Using the data below, copy every line that contains the word "stereotypical".

(Dataset items)
--- Start ---

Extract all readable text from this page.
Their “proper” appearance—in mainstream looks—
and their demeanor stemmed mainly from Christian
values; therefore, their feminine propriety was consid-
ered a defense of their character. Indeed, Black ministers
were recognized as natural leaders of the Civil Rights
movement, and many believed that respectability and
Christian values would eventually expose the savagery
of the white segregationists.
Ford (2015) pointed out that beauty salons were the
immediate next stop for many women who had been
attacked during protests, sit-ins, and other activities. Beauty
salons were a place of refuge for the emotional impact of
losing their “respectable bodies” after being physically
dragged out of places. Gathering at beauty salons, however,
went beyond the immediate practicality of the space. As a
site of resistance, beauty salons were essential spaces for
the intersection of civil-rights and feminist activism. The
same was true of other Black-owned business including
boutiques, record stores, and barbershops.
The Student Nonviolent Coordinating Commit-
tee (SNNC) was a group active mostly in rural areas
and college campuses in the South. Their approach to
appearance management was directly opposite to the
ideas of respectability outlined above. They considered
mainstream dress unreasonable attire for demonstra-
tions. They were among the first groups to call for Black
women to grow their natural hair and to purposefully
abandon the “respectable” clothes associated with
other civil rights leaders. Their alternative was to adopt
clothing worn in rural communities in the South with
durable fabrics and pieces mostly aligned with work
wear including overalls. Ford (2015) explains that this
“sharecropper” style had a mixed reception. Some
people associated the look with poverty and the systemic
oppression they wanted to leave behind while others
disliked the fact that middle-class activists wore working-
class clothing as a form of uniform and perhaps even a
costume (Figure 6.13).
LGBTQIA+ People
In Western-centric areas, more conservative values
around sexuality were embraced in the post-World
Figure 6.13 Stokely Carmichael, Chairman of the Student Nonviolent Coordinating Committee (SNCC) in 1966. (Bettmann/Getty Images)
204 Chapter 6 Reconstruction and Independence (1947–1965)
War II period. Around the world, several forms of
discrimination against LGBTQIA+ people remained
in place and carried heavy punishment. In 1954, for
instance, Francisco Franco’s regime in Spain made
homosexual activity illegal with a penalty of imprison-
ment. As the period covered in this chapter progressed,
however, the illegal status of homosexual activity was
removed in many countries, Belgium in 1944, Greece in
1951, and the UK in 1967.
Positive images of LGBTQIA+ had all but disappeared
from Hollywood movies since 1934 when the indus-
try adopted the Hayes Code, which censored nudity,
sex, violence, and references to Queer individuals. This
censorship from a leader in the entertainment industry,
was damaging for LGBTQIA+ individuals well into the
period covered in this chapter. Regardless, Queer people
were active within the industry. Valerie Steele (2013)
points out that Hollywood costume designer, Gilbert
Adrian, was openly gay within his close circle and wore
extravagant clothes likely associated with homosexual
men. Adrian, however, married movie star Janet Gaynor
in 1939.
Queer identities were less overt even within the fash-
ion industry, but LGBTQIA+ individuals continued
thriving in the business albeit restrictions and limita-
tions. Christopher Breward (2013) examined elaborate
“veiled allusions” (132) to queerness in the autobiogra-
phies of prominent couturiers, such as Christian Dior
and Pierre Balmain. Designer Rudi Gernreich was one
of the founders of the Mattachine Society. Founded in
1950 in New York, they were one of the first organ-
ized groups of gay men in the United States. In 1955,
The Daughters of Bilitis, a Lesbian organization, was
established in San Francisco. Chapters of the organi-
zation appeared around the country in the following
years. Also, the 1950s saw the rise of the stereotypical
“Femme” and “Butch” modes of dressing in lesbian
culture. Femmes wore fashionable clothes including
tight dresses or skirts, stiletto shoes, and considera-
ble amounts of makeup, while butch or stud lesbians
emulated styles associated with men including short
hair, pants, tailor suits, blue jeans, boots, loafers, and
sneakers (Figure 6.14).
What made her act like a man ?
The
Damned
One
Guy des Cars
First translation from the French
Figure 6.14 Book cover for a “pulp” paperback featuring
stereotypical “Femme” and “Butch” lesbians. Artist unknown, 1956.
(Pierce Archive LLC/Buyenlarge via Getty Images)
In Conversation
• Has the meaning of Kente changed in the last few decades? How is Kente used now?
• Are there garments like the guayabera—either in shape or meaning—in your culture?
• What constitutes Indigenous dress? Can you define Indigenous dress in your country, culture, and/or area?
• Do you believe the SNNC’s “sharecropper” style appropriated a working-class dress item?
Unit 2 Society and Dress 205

--- End ---

* [Solution to the exercise]:
years. Also, the 1950s saw the rise of the stereotypical
stereotypical “Femme” and “Butch” lesbians. Artist unknown, 1956.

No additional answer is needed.